*** Stored rows ***

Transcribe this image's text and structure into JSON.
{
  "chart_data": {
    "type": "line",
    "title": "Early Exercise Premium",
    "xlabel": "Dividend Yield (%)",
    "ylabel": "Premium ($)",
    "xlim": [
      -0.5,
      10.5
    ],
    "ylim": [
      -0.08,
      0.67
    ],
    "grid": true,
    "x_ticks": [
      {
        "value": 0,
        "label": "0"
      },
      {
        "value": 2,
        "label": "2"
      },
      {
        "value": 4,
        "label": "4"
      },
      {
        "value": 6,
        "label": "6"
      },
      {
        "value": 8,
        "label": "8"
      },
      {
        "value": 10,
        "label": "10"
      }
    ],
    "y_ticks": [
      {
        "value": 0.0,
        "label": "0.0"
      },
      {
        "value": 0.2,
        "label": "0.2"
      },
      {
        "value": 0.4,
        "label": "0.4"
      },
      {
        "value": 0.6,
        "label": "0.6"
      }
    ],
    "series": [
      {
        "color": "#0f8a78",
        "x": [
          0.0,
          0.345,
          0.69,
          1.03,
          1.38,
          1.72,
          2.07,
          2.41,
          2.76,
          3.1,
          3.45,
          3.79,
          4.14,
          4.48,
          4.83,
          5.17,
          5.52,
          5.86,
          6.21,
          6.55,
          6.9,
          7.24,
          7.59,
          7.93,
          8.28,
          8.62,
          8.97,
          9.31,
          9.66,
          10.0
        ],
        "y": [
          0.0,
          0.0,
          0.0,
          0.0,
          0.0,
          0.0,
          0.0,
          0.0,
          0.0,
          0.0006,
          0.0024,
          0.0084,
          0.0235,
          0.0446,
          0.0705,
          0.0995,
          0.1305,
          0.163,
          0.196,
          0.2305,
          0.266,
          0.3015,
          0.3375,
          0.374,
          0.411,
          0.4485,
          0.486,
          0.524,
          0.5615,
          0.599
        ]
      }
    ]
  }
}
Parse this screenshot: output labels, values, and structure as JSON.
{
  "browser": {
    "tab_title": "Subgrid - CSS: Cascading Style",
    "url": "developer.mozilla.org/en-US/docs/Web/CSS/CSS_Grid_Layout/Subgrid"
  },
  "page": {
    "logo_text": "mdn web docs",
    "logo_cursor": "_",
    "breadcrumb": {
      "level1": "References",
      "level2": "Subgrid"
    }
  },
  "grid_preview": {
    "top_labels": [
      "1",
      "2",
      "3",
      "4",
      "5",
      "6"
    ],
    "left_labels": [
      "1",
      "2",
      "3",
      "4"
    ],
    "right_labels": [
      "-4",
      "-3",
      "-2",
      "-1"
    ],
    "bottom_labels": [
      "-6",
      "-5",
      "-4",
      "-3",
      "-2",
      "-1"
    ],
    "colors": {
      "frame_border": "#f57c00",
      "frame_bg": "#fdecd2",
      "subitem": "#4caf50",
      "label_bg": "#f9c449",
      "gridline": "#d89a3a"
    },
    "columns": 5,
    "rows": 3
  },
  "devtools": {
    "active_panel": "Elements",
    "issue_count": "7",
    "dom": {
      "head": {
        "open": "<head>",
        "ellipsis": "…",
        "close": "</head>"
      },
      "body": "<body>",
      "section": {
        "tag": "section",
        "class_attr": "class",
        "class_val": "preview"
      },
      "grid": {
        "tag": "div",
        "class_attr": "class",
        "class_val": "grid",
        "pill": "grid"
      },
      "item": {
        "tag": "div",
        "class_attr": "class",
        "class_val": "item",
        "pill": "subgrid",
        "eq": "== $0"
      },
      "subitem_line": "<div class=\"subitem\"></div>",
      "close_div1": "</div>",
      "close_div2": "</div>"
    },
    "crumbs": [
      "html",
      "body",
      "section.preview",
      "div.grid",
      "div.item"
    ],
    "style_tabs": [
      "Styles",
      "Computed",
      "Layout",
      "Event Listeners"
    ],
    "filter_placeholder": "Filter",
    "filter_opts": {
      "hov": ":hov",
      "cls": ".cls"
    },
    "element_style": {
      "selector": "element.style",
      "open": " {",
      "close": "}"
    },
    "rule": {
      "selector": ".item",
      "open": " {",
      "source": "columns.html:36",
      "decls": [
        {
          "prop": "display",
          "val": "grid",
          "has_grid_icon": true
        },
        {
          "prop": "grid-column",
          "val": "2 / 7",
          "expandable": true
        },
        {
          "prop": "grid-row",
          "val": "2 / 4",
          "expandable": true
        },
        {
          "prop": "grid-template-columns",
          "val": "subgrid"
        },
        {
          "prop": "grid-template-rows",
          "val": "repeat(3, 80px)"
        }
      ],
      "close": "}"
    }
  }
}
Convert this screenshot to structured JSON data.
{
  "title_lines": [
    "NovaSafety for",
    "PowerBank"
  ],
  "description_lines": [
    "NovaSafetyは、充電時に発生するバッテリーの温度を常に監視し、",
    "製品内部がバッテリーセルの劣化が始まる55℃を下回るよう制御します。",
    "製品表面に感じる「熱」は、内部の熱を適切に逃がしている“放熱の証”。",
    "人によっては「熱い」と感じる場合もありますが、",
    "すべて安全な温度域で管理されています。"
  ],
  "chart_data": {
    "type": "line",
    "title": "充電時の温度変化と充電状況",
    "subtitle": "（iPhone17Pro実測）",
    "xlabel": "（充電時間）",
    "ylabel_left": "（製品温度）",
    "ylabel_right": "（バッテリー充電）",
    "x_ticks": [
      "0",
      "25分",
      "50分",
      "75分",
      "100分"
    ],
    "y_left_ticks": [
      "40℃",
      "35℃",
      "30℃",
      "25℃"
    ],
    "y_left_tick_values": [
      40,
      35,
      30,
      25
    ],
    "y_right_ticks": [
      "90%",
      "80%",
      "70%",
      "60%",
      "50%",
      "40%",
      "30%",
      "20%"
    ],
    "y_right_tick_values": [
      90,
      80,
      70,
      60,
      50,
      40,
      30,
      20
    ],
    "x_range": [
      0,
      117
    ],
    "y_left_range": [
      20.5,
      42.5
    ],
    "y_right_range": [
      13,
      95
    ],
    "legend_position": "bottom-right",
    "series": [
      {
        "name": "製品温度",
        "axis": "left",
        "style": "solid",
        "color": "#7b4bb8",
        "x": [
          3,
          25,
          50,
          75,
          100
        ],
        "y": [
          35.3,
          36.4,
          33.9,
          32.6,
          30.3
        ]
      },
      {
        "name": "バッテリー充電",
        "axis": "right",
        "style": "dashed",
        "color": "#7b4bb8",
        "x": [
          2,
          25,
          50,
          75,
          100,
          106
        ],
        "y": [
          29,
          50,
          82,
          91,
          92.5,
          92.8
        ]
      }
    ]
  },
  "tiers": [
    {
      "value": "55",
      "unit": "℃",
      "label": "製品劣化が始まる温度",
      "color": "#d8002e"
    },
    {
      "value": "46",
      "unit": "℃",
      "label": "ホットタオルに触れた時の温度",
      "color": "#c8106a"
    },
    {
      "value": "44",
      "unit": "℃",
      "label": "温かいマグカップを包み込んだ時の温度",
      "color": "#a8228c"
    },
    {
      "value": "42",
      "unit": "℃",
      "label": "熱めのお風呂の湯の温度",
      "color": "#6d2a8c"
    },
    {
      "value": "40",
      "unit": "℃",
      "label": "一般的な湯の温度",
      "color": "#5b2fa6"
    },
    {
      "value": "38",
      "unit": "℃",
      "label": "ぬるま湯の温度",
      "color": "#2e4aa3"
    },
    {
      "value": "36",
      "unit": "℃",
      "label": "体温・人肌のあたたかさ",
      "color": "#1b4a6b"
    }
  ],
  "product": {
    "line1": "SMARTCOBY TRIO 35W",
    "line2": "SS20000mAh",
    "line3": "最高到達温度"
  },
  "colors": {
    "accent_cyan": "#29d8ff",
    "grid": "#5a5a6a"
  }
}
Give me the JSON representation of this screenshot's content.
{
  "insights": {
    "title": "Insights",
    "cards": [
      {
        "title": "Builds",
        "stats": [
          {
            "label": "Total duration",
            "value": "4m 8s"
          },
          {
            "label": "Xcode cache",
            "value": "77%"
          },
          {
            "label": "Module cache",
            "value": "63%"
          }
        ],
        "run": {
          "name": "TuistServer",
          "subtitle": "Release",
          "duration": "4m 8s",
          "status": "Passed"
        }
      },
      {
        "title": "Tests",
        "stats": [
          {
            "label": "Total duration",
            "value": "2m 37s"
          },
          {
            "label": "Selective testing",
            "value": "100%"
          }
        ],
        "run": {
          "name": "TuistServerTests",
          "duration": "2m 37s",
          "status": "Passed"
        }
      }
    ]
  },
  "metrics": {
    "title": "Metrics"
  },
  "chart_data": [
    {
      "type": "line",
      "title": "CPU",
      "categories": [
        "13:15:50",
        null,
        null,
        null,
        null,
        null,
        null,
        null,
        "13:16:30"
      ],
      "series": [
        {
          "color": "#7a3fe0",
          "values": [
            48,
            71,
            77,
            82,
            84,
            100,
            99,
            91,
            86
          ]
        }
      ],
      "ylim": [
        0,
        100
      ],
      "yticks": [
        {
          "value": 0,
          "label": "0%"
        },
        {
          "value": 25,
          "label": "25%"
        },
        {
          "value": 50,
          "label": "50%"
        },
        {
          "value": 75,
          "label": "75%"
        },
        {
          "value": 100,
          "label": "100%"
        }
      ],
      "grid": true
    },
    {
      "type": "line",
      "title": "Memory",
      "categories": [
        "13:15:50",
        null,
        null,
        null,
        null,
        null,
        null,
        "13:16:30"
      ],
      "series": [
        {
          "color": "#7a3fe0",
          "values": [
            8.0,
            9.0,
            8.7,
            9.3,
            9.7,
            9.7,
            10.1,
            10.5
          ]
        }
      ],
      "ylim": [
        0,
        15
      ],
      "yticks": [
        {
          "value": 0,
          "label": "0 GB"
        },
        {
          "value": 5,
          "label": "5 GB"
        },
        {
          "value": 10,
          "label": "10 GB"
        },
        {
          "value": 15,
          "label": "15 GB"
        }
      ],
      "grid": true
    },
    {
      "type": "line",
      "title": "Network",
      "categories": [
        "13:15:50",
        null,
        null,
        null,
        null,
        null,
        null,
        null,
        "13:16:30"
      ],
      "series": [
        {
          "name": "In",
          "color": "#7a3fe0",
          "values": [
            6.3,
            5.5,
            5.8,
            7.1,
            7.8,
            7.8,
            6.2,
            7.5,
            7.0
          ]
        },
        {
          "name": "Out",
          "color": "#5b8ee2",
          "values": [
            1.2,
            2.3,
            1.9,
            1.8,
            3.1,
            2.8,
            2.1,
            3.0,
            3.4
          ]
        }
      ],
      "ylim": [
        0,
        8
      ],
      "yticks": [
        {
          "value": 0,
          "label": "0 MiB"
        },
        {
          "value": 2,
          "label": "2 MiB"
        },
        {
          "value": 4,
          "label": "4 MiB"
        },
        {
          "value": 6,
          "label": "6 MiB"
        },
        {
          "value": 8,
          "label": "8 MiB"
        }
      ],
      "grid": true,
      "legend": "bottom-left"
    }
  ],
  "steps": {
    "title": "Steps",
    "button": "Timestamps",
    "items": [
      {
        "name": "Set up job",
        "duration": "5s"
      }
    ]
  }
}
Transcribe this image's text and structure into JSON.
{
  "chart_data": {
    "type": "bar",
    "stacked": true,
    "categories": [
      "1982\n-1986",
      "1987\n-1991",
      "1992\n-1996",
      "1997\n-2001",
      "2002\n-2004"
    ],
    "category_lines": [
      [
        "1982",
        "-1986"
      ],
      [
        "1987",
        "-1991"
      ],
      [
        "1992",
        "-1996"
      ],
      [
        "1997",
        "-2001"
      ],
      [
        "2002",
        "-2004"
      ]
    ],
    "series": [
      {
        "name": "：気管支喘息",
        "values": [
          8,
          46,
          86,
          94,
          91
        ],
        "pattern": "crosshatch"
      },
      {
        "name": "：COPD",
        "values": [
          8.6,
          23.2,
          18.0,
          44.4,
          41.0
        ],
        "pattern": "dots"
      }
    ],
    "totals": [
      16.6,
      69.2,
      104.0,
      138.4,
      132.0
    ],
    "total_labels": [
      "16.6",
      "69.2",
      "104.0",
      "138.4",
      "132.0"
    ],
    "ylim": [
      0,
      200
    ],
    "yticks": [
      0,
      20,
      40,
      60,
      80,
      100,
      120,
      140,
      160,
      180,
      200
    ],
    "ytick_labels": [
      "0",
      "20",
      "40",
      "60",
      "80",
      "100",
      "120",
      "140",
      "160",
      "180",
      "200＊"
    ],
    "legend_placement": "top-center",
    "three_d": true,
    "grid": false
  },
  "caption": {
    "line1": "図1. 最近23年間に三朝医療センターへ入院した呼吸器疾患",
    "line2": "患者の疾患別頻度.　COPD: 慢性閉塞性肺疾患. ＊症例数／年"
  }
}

***

| Stated goal |
Lines containing the word "columns" are to be counted in the listing; state their number alone.

| Result |
3